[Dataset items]
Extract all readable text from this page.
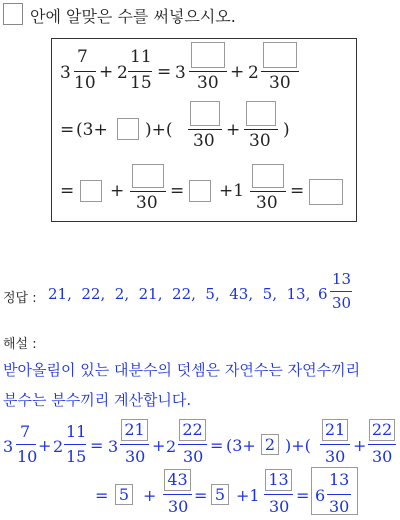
안에 알맞은 수를 써넣으시오.
3
7
10
+ 2
11
15
= 3 30
+ 2 30
= (3+ )+(
30
+
30
)
= +
30
= +1
30
=
정답 : 21,  22,  2,  21,  22,  5,  43,  5,  13, 6
13
30
해설 :
받아올림이 있는 대분수의 덧셈은 자연수는 자연수끼리
분수는 분수끼리 계산합니다.
3
7
10
+ 2
11
15
= 3
21
30
+ 2
22
30
= (3+ 2 )+(
21
30
+
22
30
= 5 +
43
30
= 5 +1
13
30
= 6
13
30
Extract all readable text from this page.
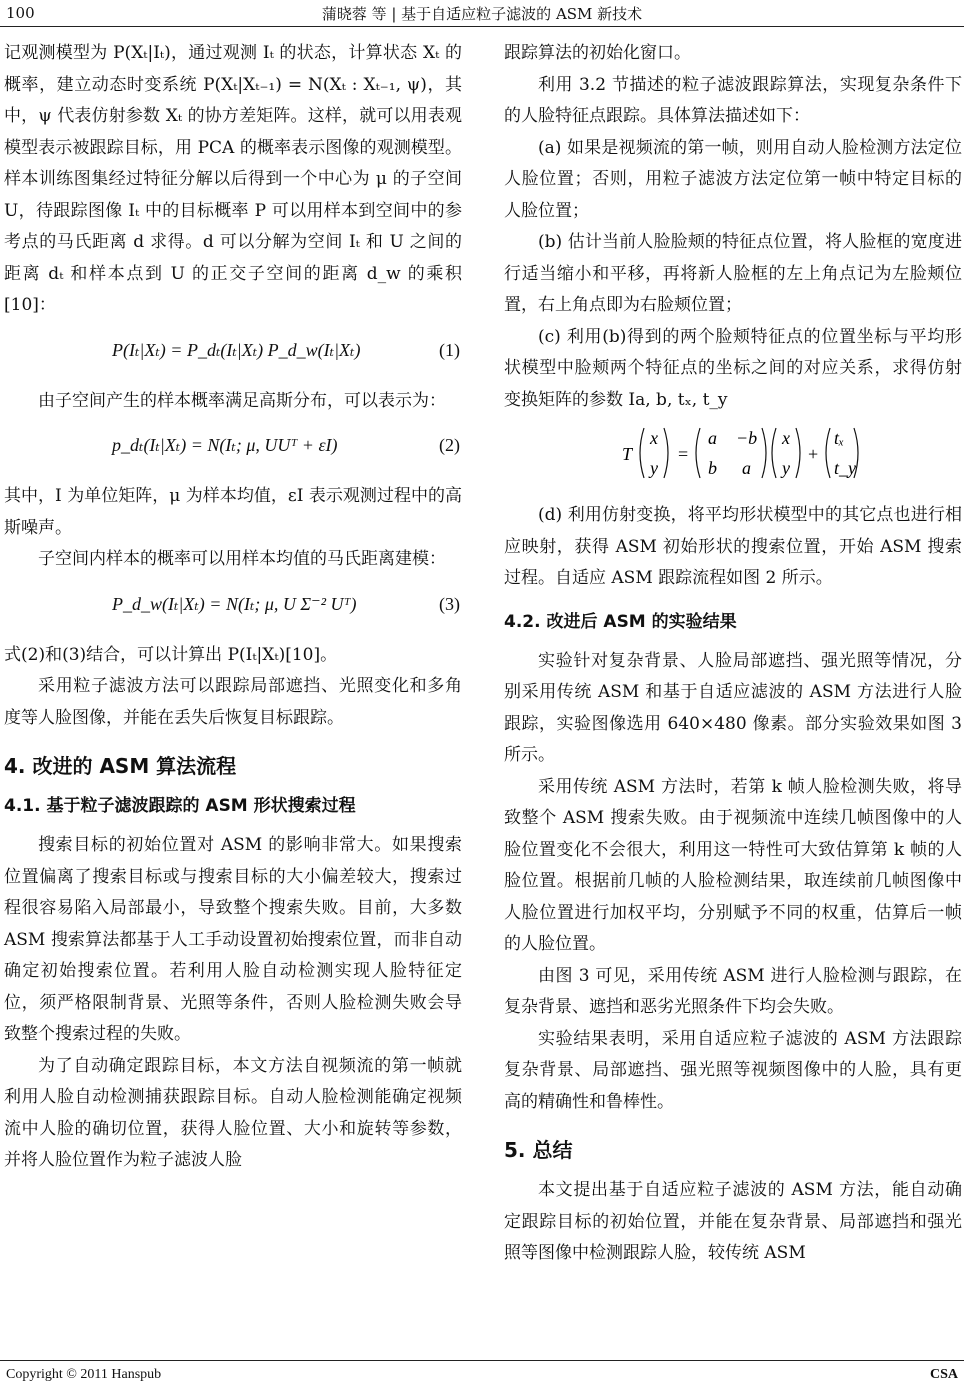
100	蒲晓蓉 等 | 基于自适应粒子滤波的 ASM 新技术

记观测模型为 P(Xₜ|Iₜ)，通过观测 Iₜ 的状态，计算状态 Xₜ 的概率，建立动态时变系统 P(Xₜ|Xₜ₋₁) = N(Xₜ : Xₜ₋₁, ψ)，其中，ψ 代表仿射参数 Xₜ 的协方差矩阵。这样，就可以用表观模型表示被跟踪目标，用 PCA 的概率表示图像的观测模型。样本训练图集经过特征分解以后得到一个中心为 μ 的子空间 U，待跟踪图像 Iₜ 中的目标概率 P 可以用样本到空间中的参考点的马氏距离 d 求得。d 可以分解为空间 Iₜ 和 U 之间的距离 dₜ 和样本点到 U 的正交子空间的距离 d_w 的乘积[10]：

P(Iₜ|Xₜ) = P_dₜ(Iₜ|Xₜ) P_d_w(Iₜ|Xₜ)	(1)

由子空间产生的样本概率满足高斯分布，可以表示为：

p_dₜ(Iₜ|Xₜ) = N(Iₜ; μ, UUᵀ + εI)	(2)

其中，I 为单位矩阵，μ 为样本均值，εI 表示观测过程中的高斯噪声。

子空间内样本的概率可以用样本均值的马氏距离建模：

P_d_w(Iₜ|Xₜ) = N(Iₜ; μ, U Σ⁻² Uᵀ)	(3)

式(2)和(3)结合，可以计算出 P(Iₜ|Xₜ)[10]。

采用粒子滤波方法可以跟踪局部遮挡、光照变化和多角度等人脸图像，并能在丢失后恢复目标跟踪。

4. 改进的 ASM 算法流程
4.1. 基于粒子滤波跟踪的 ASM 形状搜索过程

搜索目标的初始位置对 ASM 的影响非常大。如果搜索位置偏离了搜索目标或与搜索目标的大小偏差较大，搜索过程很容易陷入局部最小，导致整个搜索失败。目前，大多数 ASM 搜索算法都基于人工手动设置初始搜索位置，而非自动确定初始搜索位置。若利用人脸自动检测实现人脸特征定位，须严格限制背景、光照等条件，否则人脸检测失败会导致整个搜索过程的失败。

为了自动确定跟踪目标，本文方法自视频流的第一帧就利用人脸自动检测捕获跟踪目标。自动人脸检测能确定视频流中人脸的确切位置，获得人脸位置、大小和旋转等参数，并将人脸位置作为粒子滤波人脸

跟踪算法的初始化窗口。

利用 3.2 节描述的粒子滤波跟踪算法，实现复杂条件下的人脸特征点跟踪。具体算法描述如下：

(a) 如果是视频流的第一帧，则用自动人脸检测方法定位人脸位置；否则，用粒子滤波方法定位第一帧中特定目标的人脸位置；

(b) 估计当前人脸脸颊的特征点位置，将人脸框的宽度进行适当缩小和平移，再将新人脸框的左上角点记为左脸颊位置，右上角点即为右脸颊位置；

(c) 利用(b)得到的两个脸颊特征点的位置坐标与平均形状模型中脸颊两个特征点的坐标之间的对应关系，求得仿射变换矩阵的参数 Ia, b, tₓ, t_y

T
x
y
=
a −b
b a
x
y
+
tₓ
t_y

(d) 利用仿射变换，将平均形状模型中的其它点也进行相应映射，获得 ASM 初始形状的搜索位置，开始 ASM 搜索过程。自适应 ASM 跟踪流程如图 2 所示。

4.2. 改进后 ASM 的实验结果

实验针对复杂背景、人脸局部遮挡、强光照等情况，分别采用传统 ASM 和基于自适应滤波的 ASM 方法进行人脸跟踪，实验图像选用 640×480 像素。部分实验效果如图 3 所示。

采用传统 ASM 方法时，若第 k 帧人脸检测失败，将导致整个 ASM 搜索失败。由于视频流中连续几帧图像中的人脸位置变化不会很大，利用这一特性可大致估算第 k 帧的人脸位置。根据前几帧的人脸检测结果，取连续前几帧图像中人脸位置进行加权平均，分别赋予不同的权重，估算后一帧的人脸位置。

由图 3 可见，采用传统 ASM 进行人脸检测与跟踪，在复杂背景、遮挡和恶劣光照条件下均会失败。

实验结果表明，采用自适应粒子滤波的 ASM 方法跟踪复杂背景、局部遮挡、强光照等视频图像中的人脸，具有更高的精确性和鲁棒性。

5. 总结

本文提出基于自适应粒子滤波的 ASM 方法，能自动确定跟踪目标的初始位置，并能在复杂背景、局部遮挡和强光照等图像中检测跟踪人脸，较传统 ASM

Copyright © 2011 Hanspub	CSA
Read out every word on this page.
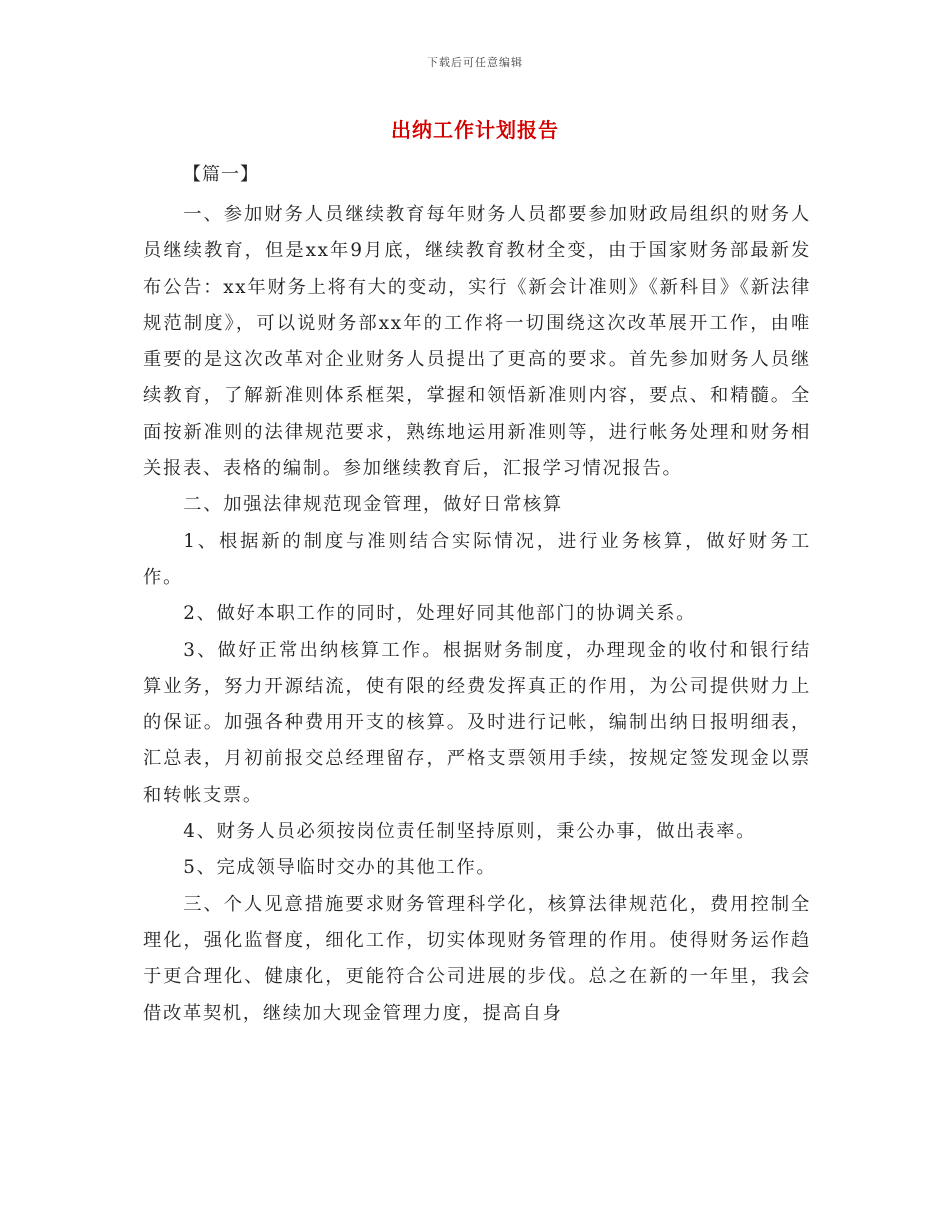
下载后可任意编辑
出纳工作计划报告
【篇一】

一、参加财务人员继续教育每年财务人员都要参加财政局组织的财务人员继续教育，但是xx年9月底，继续教育教材全变，由于国家财务部最新发布公告：xx年财务上将有大的变动，实行《新会计准则》《新科目》《新法律规范制度》，可以说财务部xx年的工作将一切围绕这次改革展开工作，由唯重要的是这次改革对企业财务人员提出了更高的要求。首先参加财务人员继续教育，了解新准则体系框架，掌握和领悟新准则内容，要点、和精髓。全面按新准则的法律规范要求，熟练地运用新准则等，进行帐务处理和财务相关报表、表格的编制。参加继续教育后，汇报学习情况报告。

二、加强法律规范现金管理，做好日常核算

1、根据新的制度与准则结合实际情况，进行业务核算，做好财务工作。

2、做好本职工作的同时，处理好同其他部门的协调关系。

3、做好正常出纳核算工作。根据财务制度，办理现金的收付和银行结算业务，努力开源结流，使有限的经费发挥真正的作用，为公司提供财力上的保证。加强各种费用开支的核算。及时进行记帐，编制出纳日报明细表，汇总表，月初前报交总经理留存，严格支票领用手续，按规定签发现金以票和转帐支票。

4、财务人员必须按岗位责任制坚持原则，秉公办事，做出表率。

5、完成领导临时交办的其他工作。

三、个人见意措施要求财务管理科学化，核算法律规范化，费用控制全理化，强化监督度，细化工作，切实体现财务管理的作用。使得财务运作趋于更合理化、健康化，更能符合公司进展的步伐。总之在新的一年里，我会借改革契机，继续加大现金管理力度，提高自身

◆ REQUIREMENT
Each record above must be returned exactly as written, with its pictures omitted.

◆ COMPLETED TASK
Extract all readable text from this page.
안에 알맞은 수를 써넣으시오.
3
7
10
+ 2
11
15
= 3 30
+ 2 30
= (3+ )+(
30
+
30
)
= +
30
= +1
30
=
정답 : 21,  22,  2,  21,  22,  5,  43,  5,  13, 6
13
30
해설 :
받아올림이 있는 대분수의 덧셈은 자연수는 자연수끼리
분수는 분수끼리 계산합니다.
3
7
10
+ 2
11
15
= 3
21
30
+ 2
22
30
= (3+ 2 )+(
21
30
+
22
30
= 5 +
43
30
= 5 +1
13
30
= 6
13
30
Extract all readable text from this page.
100	蒲晓蓉 等 | 基于自适应粒子滤波的 ASM 新技术

记观测模型为 P(Xₜ|Iₜ)，通过观测 Iₜ 的状态，计算状态 Xₜ 的概率，建立动态时变系统 P(Xₜ|Xₜ₋₁) = N(Xₜ : Xₜ₋₁, ψ)，其中，ψ 代表仿射参数 Xₜ 的协方差矩阵。这样，就可以用表观模型表示被跟踪目标，用 PCA 的概率表示图像的观测模型。样本训练图集经过特征分解以后得到一个中心为 μ 的子空间 U，待跟踪图像 Iₜ 中的目标概率 P 可以用样本到空间中的参考点的马氏距离 d 求得。d 可以分解为空间 Iₜ 和 U 之间的距离 dₜ 和样本点到 U 的正交子空间的距离 d_w 的乘积[10]：

P(Iₜ|Xₜ) = P_dₜ(Iₜ|Xₜ) P_d_w(Iₜ|Xₜ)	(1)

由子空间产生的样本概率满足高斯分布，可以表示为：

p_dₜ(Iₜ|Xₜ) = N(Iₜ; μ, UUᵀ + εI)	(2)

其中，I 为单位矩阵，μ 为样本均值，εI 表示观测过程中的高斯噪声。

子空间内样本的概率可以用样本均值的马氏距离建模：

P_d_w(Iₜ|Xₜ) = N(Iₜ; μ, U Σ⁻² Uᵀ)	(3)

式(2)和(3)结合，可以计算出 P(Iₜ|Xₜ)[10]。

采用粒子滤波方法可以跟踪局部遮挡、光照变化和多角度等人脸图像，并能在丢失后恢复目标跟踪。

4. 改进的 ASM 算法流程
4.1. 基于粒子滤波跟踪的 ASM 形状搜索过程

搜索目标的初始位置对 ASM 的影响非常大。如果搜索位置偏离了搜索目标或与搜索目标的大小偏差较大，搜索过程很容易陷入局部最小，导致整个搜索失败。目前，大多数 ASM 搜索算法都基于人工手动设置初始搜索位置，而非自动确定初始搜索位置。若利用人脸自动检测实现人脸特征定位，须严格限制背景、光照等条件，否则人脸检测失败会导致整个搜索过程的失败。

为了自动确定跟踪目标，本文方法自视频流的第一帧就利用人脸自动检测捕获跟踪目标。自动人脸检测能确定视频流中人脸的确切位置，获得人脸位置、大小和旋转等参数，并将人脸位置作为粒子滤波人脸

跟踪算法的初始化窗口。

利用 3.2 节描述的粒子滤波跟踪算法，实现复杂条件下的人脸特征点跟踪。具体算法描述如下：

(a) 如果是视频流的第一帧，则用自动人脸检测方法定位人脸位置；否则，用粒子滤波方法定位第一帧中特定目标的人脸位置；

(b) 估计当前人脸脸颊的特征点位置，将人脸框的宽度进行适当缩小和平移，再将新人脸框的左上角点记为左脸颊位置，右上角点即为右脸颊位置；

(c) 利用(b)得到的两个脸颊特征点的位置坐标与平均形状模型中脸颊两个特征点的坐标之间的对应关系，求得仿射变换矩阵的参数 Ia, b, tₓ, t_y

T
x
y
=
a −b
b a
x
y
+
tₓ
t_y

(d) 利用仿射变换，将平均形状模型中的其它点也进行相应映射，获得 ASM 初始形状的搜索位置，开始 ASM 搜索过程。自适应 ASM 跟踪流程如图 2 所示。

4.2. 改进后 ASM 的实验结果

实验针对复杂背景、人脸局部遮挡、强光照等情况，分别采用传统 ASM 和基于自适应滤波的 ASM 方法进行人脸跟踪，实验图像选用 640×480 像素。部分实验效果如图 3 所示。

采用传统 ASM 方法时，若第 k 帧人脸检测失败，将导致整个 ASM 搜索失败。由于视频流中连续几帧图像中的人脸位置变化不会很大，利用这一特性可大致估算第 k 帧的人脸位置。根据前几帧的人脸检测结果，取连续前几帧图像中人脸位置进行加权平均，分别赋予不同的权重，估算后一帧的人脸位置。

由图 3 可见，采用传统 ASM 进行人脸检测与跟踪，在复杂背景、遮挡和恶劣光照条件下均会失败。

实验结果表明，采用自适应粒子滤波的 ASM 方法跟踪复杂背景、局部遮挡、强光照等视频图像中的人脸，具有更高的精确性和鲁棒性。

5. 总结

本文提出基于自适应粒子滤波的 ASM 方法，能自动确定跟踪目标的初始位置，并能在复杂背景、局部遮挡和强光照等图像中检测跟踪人脸，较传统 ASM

Copyright © 2011 Hanspub	CSA
Read out every word on this page.
下载后可任意编辑
出纳工作计划报告
【篇一】

一、参加财务人员继续教育每年财务人员都要参加财政局组织的财务人员继续教育，但是xx年9月底，继续教育教材全变，由于国家财务部最新发布公告：xx年财务上将有大的变动，实行《新会计准则》《新科目》《新法律规范制度》，可以说财务部xx年的工作将一切围绕这次改革展开工作，由唯重要的是这次改革对企业财务人员提出了更高的要求。首先参加财务人员继续教育，了解新准则体系框架，掌握和领悟新准则内容，要点、和精髓。全面按新准则的法律规范要求，熟练地运用新准则等，进行帐务处理和财务相关报表、表格的编制。参加继续教育后，汇报学习情况报告。

二、加强法律规范现金管理，做好日常核算

1、根据新的制度与准则结合实际情况，进行业务核算，做好财务工作。

2、做好本职工作的同时，处理好同其他部门的协调关系。

3、做好正常出纳核算工作。根据财务制度，办理现金的收付和银行结算业务，努力开源结流，使有限的经费发挥真正的作用，为公司提供财力上的保证。加强各种费用开支的核算。及时进行记帐，编制出纳日报明细表，汇总表，月初前报交总经理留存，严格支票领用手续，按规定签发现金以票和转帐支票。

4、财务人员必须按岗位责任制坚持原则，秉公办事，做出表率。

5、完成领导临时交办的其他工作。

三、个人见意措施要求财务管理科学化，核算法律规范化，费用控制全理化，强化监督度，细化工作，切实体现财务管理的作用。使得财务运作趋于更合理化、健康化，更能符合公司进展的步伐。总之在新的一年里，我会借改革契机，继续加大现金管理力度，提高自身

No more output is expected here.